Exercise prompt:
Reproduce all of the material exactly as shown.

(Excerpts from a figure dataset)
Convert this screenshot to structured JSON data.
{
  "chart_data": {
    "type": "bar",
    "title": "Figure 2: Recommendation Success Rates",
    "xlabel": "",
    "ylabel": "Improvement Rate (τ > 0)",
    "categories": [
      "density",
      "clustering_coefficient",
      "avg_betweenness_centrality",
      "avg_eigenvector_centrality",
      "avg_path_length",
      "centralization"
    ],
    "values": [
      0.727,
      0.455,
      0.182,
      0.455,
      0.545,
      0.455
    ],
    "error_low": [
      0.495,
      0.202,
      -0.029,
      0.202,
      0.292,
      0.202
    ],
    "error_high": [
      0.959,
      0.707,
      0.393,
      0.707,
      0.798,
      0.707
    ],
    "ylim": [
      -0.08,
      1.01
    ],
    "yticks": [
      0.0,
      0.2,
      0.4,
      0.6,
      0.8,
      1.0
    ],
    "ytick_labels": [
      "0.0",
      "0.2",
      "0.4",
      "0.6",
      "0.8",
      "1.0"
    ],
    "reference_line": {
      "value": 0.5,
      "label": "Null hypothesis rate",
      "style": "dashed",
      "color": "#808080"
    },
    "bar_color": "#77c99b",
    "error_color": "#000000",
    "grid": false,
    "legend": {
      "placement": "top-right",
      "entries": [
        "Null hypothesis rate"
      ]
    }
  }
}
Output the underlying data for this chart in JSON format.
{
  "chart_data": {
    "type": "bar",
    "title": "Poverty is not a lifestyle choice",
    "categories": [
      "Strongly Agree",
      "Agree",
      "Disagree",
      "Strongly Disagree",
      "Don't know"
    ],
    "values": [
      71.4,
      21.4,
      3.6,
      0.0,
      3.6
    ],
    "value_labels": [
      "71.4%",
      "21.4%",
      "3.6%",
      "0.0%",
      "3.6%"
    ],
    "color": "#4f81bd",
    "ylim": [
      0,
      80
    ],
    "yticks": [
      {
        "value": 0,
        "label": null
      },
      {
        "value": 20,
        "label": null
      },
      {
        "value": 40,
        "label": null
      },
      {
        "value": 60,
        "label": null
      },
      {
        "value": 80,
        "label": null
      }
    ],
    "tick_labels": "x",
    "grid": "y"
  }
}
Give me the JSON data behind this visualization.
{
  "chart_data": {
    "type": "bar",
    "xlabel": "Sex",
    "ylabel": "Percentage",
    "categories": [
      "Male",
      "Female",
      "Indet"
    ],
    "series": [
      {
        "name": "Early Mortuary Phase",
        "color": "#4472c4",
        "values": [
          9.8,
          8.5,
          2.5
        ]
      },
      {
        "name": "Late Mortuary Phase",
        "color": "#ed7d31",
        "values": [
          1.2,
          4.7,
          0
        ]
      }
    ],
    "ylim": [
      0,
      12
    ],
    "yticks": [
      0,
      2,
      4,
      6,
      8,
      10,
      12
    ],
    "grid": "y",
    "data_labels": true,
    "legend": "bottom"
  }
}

Task response:
Convert this screenshot to structured JSON data.
{
  "chart_data": {
    "type": "bar",
    "title": "Figure 2: Recommendation Success Rates",
    "xlabel": "",
    "ylabel": "Improvement Rate (τ > 0)",
    "categories": [
      "density",
      "clustering_coefficient",
      "avg_betweenness_centrality",
      "avg_eigenvector_centrality",
      "avg_path_length",
      "centralization"
    ],
    "values": [
      0.727,
      0.455,
      0.182,
      0.455,
      0.545,
      0.455
    ],
    "error_low": [
      0.495,
      0.202,
      -0.029,
      0.202,
      0.292,
      0.202
    ],
    "error_high": [
      0.959,
      0.707,
      0.393,
      0.707,
      0.798,
      0.707
    ],
    "ylim": [
      -0.08,
      1.01
    ],
    "yticks": [
      0.0,
      0.2,
      0.4,
      0.6,
      0.8,
      1.0
    ],
    "ytick_labels": [
      "0.0",
      "0.2",
      "0.4",
      "0.6",
      "0.8",
      "1.0"
    ],
    "reference_line": {
      "value": 0.5,
      "label": "Null hypothesis rate",
      "style": "dashed",
      "color": "#808080"
    },
    "bar_color": "#77c99b",
    "error_color": "#000000",
    "grid": false,
    "legend": {
      "placement": "top-right",
      "entries": [
        "Null hypothesis rate"
      ]
    }
  }
}
Output the underlying data for this chart in JSON format.
{
  "chart_data": {
    "type": "bar",
    "title": "Poverty is not a lifestyle choice",
    "categories": [
      "Strongly Agree",
      "Agree",
      "Disagree",
      "Strongly Disagree",
      "Don't know"
    ],
    "values": [
      71.4,
      21.4,
      3.6,
      0.0,
      3.6
    ],
    "value_labels": [
      "71.4%",
      "21.4%",
      "3.6%",
      "0.0%",
      "3.6%"
    ],
    "color": "#4f81bd",
    "ylim": [
      0,
      80
    ],
    "yticks": [
      {
        "value": 0,
        "label": null
      },
      {
        "value": 20,
        "label": null
      },
      {
        "value": 40,
        "label": null
      },
      {
        "value": 60,
        "label": null
      },
      {
        "value": 80,
        "label": null
      }
    ],
    "tick_labels": "x",
    "grid": "y"
  }
}
Give me the JSON data behind this visualization.
{
  "chart_data": {
    "type": "bar",
    "xlabel": "Sex",
    "ylabel": "Percentage",
    "categories": [
      "Male",
      "Female",
      "Indet"
    ],
    "series": [
      {
        "name": "Early Mortuary Phase",
        "color": "#4472c4",
        "values": [
          9.8,
          8.5,
          2.5
        ]
      },
      {
        "name": "Late Mortuary Phase",
        "color": "#ed7d31",
        "values": [
          1.2,
          4.7,
          0
        ]
      }
    ],
    "ylim": [
      0,
      12
    ],
    "yticks": [
      0,
      2,
      4,
      6,
      8,
      10,
      12
    ],
    "grid": "y",
    "data_labels": true,
    "legend": "bottom"
  }
}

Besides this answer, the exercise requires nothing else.